— START Records supplied —

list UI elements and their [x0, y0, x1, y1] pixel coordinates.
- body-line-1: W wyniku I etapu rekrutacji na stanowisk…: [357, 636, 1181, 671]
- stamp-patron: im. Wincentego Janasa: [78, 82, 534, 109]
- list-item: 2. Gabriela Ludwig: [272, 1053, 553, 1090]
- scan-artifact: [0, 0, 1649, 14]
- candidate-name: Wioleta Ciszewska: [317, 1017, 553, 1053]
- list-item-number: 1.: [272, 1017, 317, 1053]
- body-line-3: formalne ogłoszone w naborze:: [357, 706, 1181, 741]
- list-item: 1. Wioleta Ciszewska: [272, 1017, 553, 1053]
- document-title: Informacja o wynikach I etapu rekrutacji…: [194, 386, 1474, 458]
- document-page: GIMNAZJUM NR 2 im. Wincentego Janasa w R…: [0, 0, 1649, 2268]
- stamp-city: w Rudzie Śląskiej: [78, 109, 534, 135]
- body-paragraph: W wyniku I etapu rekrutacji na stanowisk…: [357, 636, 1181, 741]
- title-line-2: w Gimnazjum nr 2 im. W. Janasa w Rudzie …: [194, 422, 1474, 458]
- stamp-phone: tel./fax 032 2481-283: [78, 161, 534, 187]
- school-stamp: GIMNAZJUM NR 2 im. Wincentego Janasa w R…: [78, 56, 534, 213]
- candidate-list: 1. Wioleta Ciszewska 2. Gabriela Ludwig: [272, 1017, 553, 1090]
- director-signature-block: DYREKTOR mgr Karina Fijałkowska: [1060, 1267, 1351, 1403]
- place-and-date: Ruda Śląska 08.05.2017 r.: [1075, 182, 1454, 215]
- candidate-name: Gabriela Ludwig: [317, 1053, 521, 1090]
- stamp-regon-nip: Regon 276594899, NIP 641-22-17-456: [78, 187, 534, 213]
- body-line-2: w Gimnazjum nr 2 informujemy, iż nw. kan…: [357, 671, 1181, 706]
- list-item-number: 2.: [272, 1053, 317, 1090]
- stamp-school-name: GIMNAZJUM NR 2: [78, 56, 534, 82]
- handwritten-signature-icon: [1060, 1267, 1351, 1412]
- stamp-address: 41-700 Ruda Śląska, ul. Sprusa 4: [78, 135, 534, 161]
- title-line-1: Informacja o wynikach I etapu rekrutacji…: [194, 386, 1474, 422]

— END Records supplied —

◆ Set exercise ◆
Reproduce every line of the records above, character for character, with nothing altered, added, or left out.

◆ Full response ◆
list UI elements and their [x0, y0, x1, y1] pixel coordinates.
- body-line-1: W wyniku I etapu rekrutacji na stanowisk…: [357, 636, 1181, 671]
- stamp-patron: im. Wincentego Janasa: [78, 82, 534, 109]
- list-item: 2. Gabriela Ludwig: [272, 1053, 553, 1090]
- scan-artifact: [0, 0, 1649, 14]
- candidate-name: Wioleta Ciszewska: [317, 1017, 553, 1053]
- list-item-number: 1.: [272, 1017, 317, 1053]
- body-line-3: formalne ogłoszone w naborze:: [357, 706, 1181, 741]
- list-item: 1. Wioleta Ciszewska: [272, 1017, 553, 1053]
- document-title: Informacja o wynikach I etapu rekrutacji…: [194, 386, 1474, 458]
- document-page: GIMNAZJUM NR 2 im. Wincentego Janasa w R…: [0, 0, 1649, 2268]
- stamp-city: w Rudzie Śląskiej: [78, 109, 534, 135]
- body-paragraph: W wyniku I etapu rekrutacji na stanowisk…: [357, 636, 1181, 741]
- title-line-2: w Gimnazjum nr 2 im. W. Janasa w Rudzie …: [194, 422, 1474, 458]
- stamp-phone: tel./fax 032 2481-283: [78, 161, 534, 187]
- school-stamp: GIMNAZJUM NR 2 im. Wincentego Janasa w R…: [78, 56, 534, 213]
- candidate-list: 1. Wioleta Ciszewska 2. Gabriela Ludwig: [272, 1017, 553, 1090]
- director-signature-block: DYREKTOR mgr Karina Fijałkowska: [1060, 1267, 1351, 1403]
- place-and-date: Ruda Śląska 08.05.2017 r.: [1075, 182, 1454, 215]
- candidate-name: Gabriela Ludwig: [317, 1053, 521, 1090]
- stamp-regon-nip: Regon 276594899, NIP 641-22-17-456: [78, 187, 534, 213]
- body-line-2: w Gimnazjum nr 2 informujemy, iż nw. kan…: [357, 671, 1181, 706]
- list-item-number: 2.: [272, 1053, 317, 1090]
- stamp-school-name: GIMNAZJUM NR 2: [78, 56, 534, 82]
- handwritten-signature-icon: [1060, 1267, 1351, 1412]
- stamp-address: 41-700 Ruda Śląska, ul. Sprusa 4: [78, 135, 534, 161]
- title-line-1: Informacja o wynikach I etapu rekrutacji…: [194, 386, 1474, 422]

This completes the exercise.